Information shown:

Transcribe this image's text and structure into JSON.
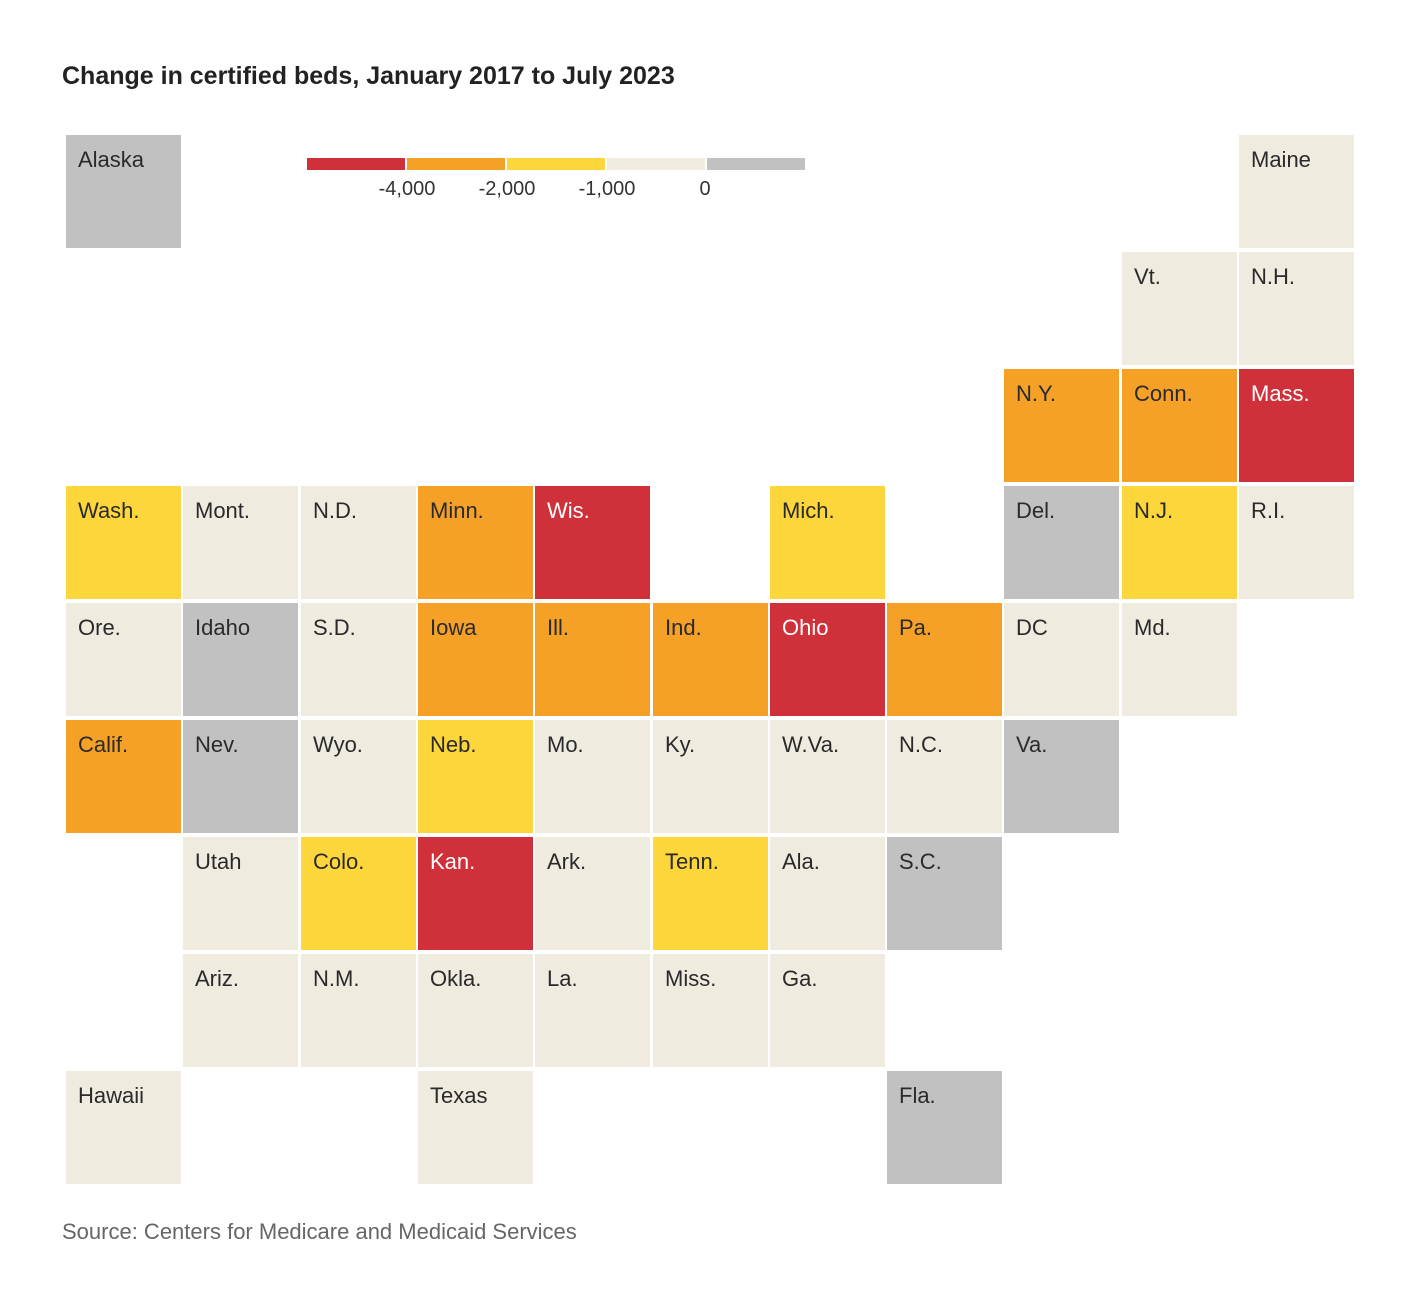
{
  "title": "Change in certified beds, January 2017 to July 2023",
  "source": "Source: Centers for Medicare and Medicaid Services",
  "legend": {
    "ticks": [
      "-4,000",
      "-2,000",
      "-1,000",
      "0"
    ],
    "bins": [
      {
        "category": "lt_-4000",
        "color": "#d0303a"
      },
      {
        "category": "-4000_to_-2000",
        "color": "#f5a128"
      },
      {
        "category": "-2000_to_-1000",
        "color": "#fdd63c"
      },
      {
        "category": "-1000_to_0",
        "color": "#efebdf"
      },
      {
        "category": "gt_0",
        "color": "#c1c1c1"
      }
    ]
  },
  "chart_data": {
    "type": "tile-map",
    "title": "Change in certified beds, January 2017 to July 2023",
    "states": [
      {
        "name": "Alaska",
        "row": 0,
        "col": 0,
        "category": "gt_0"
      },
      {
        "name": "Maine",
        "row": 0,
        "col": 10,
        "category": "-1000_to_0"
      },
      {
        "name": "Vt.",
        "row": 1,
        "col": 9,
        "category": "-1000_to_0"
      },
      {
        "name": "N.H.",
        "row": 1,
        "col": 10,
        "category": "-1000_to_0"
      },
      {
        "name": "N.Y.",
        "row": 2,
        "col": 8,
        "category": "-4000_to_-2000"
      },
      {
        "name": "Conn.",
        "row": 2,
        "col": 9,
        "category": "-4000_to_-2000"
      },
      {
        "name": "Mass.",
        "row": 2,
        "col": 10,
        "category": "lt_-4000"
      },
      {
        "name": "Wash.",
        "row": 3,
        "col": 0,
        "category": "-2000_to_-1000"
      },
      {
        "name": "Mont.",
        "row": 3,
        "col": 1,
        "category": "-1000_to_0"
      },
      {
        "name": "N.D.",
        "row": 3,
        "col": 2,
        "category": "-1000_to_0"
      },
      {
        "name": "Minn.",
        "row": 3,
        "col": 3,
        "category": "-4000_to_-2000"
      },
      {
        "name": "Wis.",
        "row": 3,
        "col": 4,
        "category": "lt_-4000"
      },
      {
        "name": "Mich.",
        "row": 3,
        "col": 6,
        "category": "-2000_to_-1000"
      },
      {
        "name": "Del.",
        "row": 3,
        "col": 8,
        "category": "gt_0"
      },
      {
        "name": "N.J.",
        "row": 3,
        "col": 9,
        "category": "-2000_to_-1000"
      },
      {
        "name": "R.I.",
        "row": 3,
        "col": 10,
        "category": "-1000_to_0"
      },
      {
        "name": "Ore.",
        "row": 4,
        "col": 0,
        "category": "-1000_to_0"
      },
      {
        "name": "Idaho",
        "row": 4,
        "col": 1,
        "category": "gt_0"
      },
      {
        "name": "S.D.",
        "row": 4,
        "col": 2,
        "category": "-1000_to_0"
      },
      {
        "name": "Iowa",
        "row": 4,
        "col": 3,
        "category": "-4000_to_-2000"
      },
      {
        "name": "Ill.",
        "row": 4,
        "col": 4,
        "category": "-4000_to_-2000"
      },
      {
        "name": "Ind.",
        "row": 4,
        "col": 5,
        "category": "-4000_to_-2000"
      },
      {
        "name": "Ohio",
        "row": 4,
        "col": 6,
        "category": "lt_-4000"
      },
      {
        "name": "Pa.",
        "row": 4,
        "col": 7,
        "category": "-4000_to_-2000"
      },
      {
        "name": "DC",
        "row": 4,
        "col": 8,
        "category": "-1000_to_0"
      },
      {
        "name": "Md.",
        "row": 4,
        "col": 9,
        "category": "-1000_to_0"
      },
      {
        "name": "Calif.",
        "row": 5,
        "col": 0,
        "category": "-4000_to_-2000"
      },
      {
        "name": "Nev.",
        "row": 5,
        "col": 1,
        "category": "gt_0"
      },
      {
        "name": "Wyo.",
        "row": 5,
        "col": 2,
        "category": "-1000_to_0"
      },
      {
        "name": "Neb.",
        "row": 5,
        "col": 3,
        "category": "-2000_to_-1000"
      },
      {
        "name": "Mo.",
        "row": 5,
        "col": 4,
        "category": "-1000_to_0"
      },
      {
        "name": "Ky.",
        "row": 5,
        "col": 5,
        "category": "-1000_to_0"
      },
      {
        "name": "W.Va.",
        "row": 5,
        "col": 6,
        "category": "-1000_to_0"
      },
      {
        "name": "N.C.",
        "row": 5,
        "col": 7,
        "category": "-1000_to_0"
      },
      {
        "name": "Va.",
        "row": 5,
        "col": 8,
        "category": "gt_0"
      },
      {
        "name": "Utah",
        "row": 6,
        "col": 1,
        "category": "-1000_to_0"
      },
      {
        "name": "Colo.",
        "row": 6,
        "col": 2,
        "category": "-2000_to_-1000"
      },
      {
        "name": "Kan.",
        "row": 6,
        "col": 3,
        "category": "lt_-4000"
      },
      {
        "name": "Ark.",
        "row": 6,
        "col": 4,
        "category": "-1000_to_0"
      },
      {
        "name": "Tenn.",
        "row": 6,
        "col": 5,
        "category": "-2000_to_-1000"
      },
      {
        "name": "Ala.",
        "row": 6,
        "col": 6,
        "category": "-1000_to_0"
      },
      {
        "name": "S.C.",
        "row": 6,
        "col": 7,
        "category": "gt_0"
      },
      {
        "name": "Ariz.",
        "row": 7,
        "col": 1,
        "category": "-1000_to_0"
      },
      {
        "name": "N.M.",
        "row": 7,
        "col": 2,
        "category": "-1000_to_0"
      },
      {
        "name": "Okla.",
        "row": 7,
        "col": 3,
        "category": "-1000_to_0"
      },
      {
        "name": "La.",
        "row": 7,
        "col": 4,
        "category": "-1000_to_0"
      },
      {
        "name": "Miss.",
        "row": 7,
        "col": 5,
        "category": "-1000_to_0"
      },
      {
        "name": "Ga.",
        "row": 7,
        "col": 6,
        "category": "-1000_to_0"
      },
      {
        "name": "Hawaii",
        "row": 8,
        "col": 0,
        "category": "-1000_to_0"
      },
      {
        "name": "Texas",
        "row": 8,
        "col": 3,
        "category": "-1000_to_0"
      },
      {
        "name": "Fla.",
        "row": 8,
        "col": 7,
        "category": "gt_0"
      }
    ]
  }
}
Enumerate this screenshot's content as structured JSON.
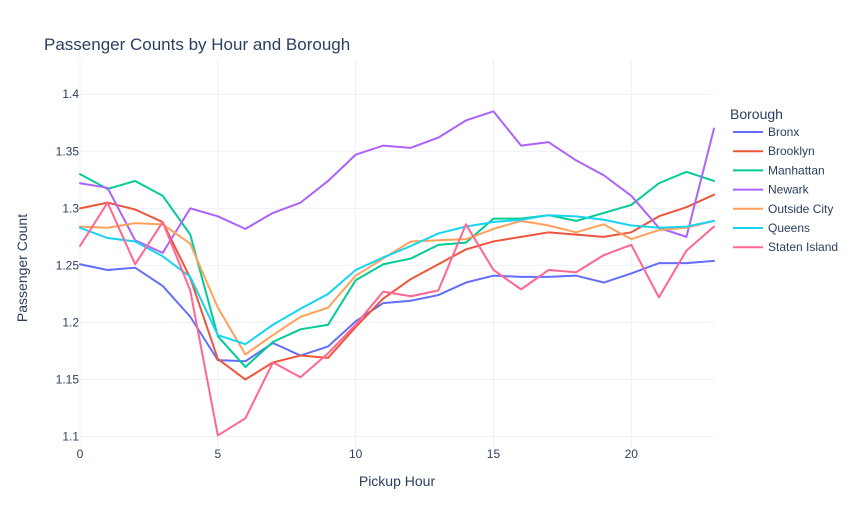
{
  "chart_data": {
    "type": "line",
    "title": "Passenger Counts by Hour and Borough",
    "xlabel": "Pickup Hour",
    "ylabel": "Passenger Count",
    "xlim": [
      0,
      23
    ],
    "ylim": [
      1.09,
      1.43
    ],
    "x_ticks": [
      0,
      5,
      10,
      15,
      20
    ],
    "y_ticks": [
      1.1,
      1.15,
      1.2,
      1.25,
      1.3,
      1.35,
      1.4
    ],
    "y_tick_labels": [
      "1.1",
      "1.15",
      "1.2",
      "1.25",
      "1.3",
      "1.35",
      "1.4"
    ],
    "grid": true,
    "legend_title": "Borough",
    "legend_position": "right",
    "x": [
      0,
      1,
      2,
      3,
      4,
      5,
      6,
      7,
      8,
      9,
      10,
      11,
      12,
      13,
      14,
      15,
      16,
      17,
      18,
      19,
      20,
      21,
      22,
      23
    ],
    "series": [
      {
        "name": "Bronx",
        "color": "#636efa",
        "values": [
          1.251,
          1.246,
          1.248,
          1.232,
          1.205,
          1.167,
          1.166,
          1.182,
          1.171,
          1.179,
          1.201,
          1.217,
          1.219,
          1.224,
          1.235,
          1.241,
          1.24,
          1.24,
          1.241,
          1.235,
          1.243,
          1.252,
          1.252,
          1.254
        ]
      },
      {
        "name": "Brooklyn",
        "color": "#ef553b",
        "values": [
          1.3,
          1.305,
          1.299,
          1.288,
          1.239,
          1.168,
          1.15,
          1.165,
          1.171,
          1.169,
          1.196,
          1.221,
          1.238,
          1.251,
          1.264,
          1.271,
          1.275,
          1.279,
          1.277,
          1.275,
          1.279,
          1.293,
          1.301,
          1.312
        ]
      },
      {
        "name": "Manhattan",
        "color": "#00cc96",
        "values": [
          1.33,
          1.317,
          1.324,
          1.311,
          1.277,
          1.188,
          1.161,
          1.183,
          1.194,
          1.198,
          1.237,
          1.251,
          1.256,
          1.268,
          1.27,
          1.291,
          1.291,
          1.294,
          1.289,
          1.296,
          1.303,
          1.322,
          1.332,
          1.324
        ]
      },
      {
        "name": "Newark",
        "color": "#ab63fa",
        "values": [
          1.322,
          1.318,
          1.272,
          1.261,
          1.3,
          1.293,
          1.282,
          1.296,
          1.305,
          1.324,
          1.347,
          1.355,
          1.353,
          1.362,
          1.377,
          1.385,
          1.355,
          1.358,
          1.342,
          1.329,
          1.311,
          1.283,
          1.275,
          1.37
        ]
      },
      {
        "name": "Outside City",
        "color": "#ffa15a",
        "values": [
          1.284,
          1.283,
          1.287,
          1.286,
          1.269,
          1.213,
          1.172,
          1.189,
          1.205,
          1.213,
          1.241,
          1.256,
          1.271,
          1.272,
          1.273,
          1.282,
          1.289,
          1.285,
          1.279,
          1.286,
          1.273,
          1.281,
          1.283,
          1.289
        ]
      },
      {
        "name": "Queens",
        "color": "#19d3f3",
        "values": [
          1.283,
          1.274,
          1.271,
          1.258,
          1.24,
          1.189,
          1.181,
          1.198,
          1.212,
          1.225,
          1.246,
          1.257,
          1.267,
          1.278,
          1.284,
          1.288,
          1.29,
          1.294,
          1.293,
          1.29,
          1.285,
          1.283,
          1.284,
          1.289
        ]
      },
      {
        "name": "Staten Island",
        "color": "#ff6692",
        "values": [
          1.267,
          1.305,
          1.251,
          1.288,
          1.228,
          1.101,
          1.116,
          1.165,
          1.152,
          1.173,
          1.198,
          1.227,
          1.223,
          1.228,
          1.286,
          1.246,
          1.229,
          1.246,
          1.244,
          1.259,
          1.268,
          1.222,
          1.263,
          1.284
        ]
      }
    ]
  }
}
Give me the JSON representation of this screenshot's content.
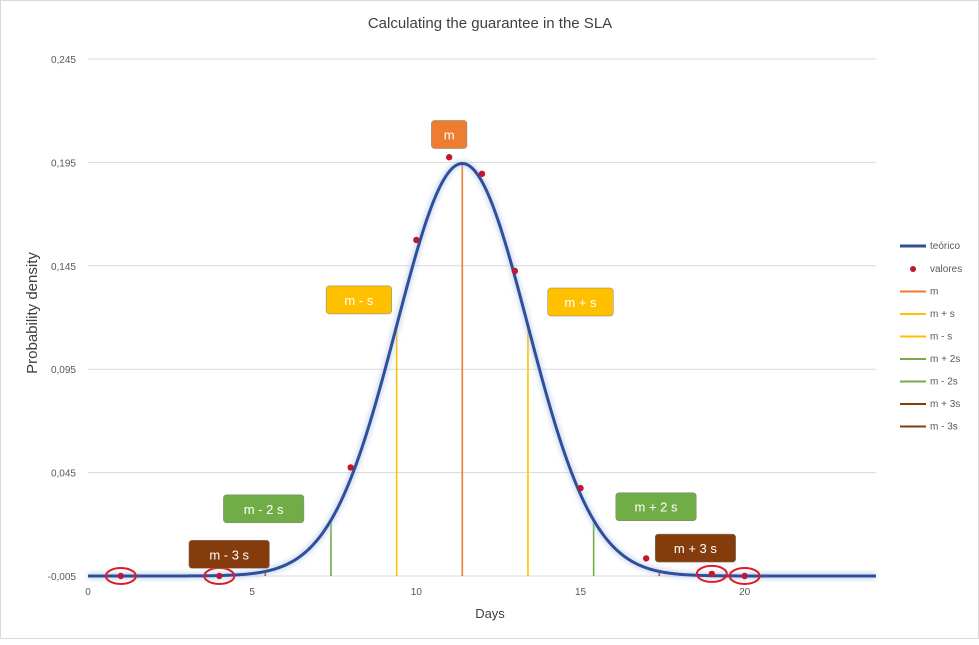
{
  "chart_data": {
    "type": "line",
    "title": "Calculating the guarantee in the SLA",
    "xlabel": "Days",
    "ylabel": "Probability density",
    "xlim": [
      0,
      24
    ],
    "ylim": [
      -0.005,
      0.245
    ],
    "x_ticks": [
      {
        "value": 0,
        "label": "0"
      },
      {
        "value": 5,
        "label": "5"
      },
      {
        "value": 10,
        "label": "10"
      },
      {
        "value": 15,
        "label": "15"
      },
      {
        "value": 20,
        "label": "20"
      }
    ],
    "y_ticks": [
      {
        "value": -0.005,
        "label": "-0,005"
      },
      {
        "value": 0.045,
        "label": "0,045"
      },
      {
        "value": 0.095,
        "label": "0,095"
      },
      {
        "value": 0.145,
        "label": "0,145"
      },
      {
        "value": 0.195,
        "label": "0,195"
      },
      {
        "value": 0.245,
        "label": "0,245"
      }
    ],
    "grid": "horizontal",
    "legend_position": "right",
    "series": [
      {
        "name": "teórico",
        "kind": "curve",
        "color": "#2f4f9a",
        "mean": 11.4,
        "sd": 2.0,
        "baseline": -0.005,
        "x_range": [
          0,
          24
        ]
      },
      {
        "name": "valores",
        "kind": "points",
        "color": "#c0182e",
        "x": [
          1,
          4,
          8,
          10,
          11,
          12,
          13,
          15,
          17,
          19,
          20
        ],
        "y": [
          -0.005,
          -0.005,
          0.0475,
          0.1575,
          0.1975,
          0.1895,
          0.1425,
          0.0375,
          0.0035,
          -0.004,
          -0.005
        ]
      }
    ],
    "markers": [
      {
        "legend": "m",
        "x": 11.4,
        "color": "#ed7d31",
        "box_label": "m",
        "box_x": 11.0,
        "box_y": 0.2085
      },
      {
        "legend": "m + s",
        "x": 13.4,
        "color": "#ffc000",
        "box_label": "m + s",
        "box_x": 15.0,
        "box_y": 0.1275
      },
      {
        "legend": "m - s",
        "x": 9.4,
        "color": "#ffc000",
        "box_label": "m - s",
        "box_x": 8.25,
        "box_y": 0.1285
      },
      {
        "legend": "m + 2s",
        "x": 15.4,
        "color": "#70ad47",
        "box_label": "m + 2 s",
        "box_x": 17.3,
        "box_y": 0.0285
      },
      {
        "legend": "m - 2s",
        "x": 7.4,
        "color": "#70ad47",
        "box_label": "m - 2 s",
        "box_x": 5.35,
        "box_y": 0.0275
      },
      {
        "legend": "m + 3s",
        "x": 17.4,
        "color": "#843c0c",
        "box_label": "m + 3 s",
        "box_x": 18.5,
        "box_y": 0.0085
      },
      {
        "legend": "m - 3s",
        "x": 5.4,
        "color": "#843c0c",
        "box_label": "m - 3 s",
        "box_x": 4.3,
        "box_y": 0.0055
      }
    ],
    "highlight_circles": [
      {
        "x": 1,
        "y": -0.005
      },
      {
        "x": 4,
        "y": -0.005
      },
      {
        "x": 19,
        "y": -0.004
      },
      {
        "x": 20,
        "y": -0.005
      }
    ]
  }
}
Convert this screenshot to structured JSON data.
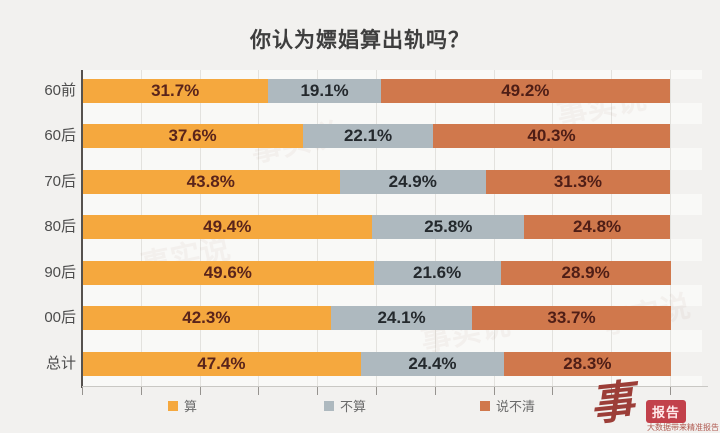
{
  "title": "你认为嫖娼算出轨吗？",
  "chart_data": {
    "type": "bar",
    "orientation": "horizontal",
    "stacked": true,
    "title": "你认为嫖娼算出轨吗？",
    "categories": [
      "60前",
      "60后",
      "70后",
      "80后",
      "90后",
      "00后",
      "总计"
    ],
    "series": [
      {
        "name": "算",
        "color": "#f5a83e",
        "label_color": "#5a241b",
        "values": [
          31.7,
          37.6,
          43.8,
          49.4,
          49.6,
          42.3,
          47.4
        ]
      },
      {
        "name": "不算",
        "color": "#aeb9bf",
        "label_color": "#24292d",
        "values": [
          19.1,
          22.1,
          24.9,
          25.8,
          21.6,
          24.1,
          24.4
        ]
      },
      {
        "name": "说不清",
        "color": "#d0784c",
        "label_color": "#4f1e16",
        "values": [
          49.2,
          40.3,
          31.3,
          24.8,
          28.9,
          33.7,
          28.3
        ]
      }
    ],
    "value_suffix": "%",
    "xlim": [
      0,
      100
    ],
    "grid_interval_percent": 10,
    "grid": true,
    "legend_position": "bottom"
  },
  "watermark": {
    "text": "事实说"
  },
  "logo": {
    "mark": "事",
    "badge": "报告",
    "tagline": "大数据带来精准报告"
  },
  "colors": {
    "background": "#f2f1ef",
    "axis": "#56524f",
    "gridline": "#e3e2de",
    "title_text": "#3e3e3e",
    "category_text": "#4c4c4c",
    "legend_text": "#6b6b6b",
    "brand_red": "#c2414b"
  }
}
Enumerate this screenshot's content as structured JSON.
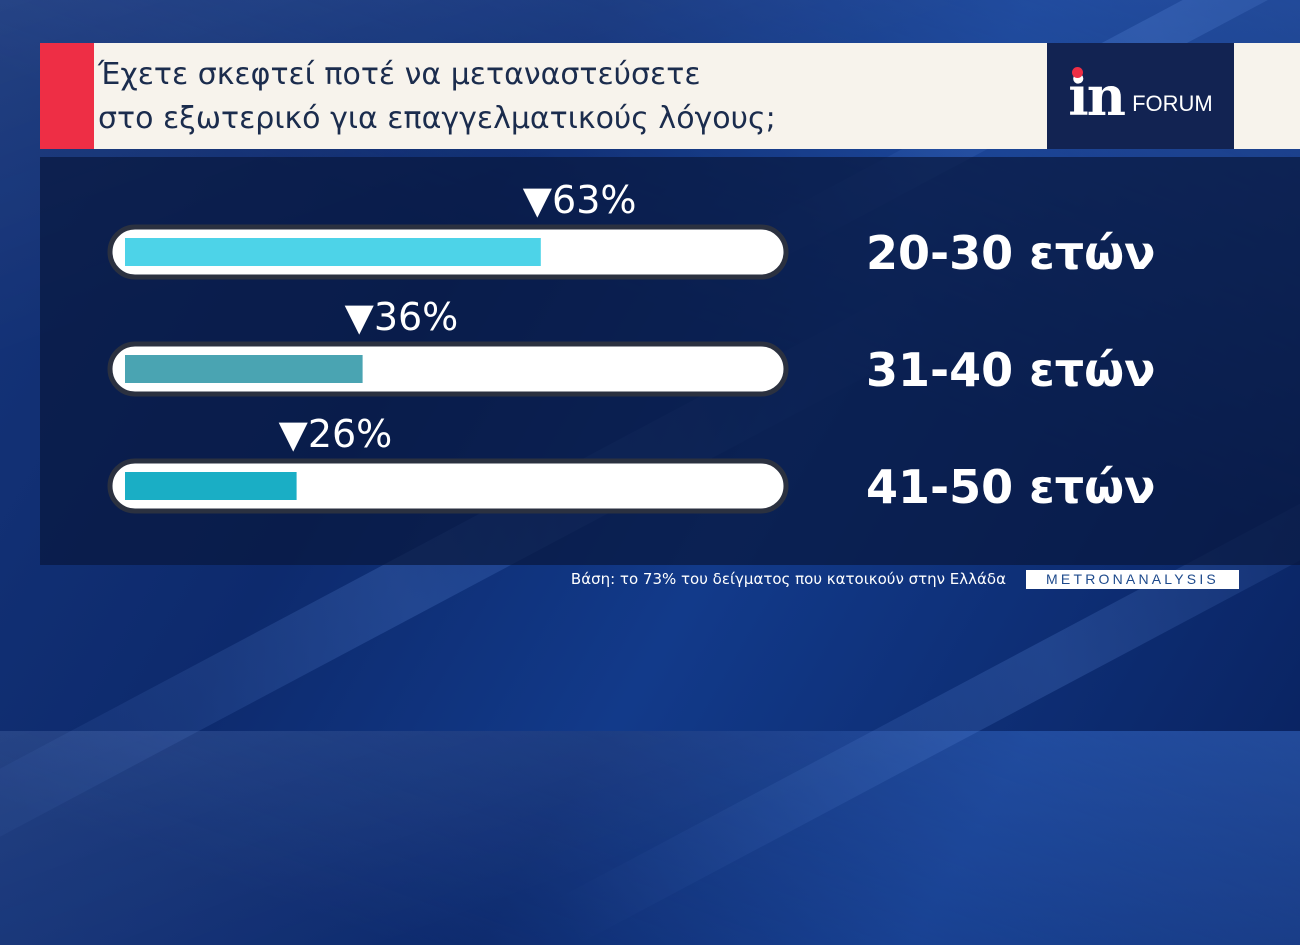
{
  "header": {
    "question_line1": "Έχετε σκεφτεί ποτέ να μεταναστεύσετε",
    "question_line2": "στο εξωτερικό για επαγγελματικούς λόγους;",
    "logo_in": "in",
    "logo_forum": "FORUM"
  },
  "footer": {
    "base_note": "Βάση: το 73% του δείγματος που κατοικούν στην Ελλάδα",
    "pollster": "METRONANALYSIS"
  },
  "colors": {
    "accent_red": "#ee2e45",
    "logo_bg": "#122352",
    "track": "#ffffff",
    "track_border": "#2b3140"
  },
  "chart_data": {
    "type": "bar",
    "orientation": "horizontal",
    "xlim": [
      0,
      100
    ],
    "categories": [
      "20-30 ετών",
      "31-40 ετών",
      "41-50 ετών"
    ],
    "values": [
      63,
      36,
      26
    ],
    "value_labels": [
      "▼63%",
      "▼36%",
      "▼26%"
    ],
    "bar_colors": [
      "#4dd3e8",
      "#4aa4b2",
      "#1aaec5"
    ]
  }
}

Work instructions:
Count each line with "screenshot" in it and report that figure by itself.

Exercise output:
4